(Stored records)
"""

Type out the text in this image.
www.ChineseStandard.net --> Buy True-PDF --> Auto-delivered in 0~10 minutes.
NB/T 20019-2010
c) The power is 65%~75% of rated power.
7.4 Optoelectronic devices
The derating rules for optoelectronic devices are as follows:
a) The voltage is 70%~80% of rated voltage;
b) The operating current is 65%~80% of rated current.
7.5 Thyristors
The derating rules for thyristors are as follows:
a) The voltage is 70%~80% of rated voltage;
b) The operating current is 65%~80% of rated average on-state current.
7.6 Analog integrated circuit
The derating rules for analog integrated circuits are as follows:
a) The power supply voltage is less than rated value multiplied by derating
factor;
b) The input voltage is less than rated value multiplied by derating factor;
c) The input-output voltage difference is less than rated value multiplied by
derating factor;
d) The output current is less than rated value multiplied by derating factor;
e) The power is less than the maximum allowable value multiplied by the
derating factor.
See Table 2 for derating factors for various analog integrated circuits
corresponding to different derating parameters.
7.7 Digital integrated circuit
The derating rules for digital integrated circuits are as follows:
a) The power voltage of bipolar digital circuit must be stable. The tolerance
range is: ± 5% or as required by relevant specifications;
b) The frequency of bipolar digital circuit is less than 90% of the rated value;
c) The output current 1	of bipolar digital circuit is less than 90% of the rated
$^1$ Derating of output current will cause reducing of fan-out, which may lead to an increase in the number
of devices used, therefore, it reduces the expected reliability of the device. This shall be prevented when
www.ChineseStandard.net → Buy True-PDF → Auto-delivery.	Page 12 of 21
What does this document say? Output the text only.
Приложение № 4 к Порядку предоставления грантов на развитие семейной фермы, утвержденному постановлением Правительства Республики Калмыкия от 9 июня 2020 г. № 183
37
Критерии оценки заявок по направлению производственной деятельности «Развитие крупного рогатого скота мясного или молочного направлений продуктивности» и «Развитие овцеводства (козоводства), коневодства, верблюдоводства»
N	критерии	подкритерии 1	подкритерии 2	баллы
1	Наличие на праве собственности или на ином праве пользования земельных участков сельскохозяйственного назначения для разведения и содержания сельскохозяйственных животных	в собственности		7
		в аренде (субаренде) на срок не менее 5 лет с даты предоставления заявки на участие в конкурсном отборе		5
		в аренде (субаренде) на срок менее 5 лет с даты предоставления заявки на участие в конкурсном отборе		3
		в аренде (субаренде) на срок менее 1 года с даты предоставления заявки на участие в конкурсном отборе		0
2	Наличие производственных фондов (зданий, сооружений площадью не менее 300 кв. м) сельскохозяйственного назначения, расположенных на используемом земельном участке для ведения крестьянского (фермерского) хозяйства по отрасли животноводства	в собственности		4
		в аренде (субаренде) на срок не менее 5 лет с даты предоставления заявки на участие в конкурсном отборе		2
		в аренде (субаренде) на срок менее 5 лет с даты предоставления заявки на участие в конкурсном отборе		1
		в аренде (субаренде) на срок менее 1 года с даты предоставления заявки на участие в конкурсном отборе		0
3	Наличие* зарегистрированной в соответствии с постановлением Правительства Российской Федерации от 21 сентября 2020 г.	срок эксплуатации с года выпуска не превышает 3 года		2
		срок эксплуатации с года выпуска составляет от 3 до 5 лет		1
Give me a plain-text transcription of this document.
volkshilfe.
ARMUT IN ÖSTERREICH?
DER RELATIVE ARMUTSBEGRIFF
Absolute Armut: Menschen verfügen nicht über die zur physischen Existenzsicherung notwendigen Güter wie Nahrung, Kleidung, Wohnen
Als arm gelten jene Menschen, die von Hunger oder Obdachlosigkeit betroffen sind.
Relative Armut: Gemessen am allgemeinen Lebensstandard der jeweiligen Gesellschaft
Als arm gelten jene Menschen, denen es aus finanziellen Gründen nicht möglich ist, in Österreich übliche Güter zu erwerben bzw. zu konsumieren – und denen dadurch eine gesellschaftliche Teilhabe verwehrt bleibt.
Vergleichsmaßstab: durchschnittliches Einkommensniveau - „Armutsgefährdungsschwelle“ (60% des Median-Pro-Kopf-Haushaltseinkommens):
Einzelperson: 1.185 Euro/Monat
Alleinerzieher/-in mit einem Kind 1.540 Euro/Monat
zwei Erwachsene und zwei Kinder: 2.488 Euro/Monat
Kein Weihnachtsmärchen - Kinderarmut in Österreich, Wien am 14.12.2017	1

"""

Show the lines from the data above that contain the string "current".

b) The operating current is 65%~80% of rated current.
b) The operating current is 65%~80% of rated average on-state current.
d) The output current is less than rated value multiplied by derating factor;
c) The output current 1	of bipolar digital circuit is less than 90% of the rated
$^1$ Derating of output current will cause reducing of fan-out, which may lead to an increase in the number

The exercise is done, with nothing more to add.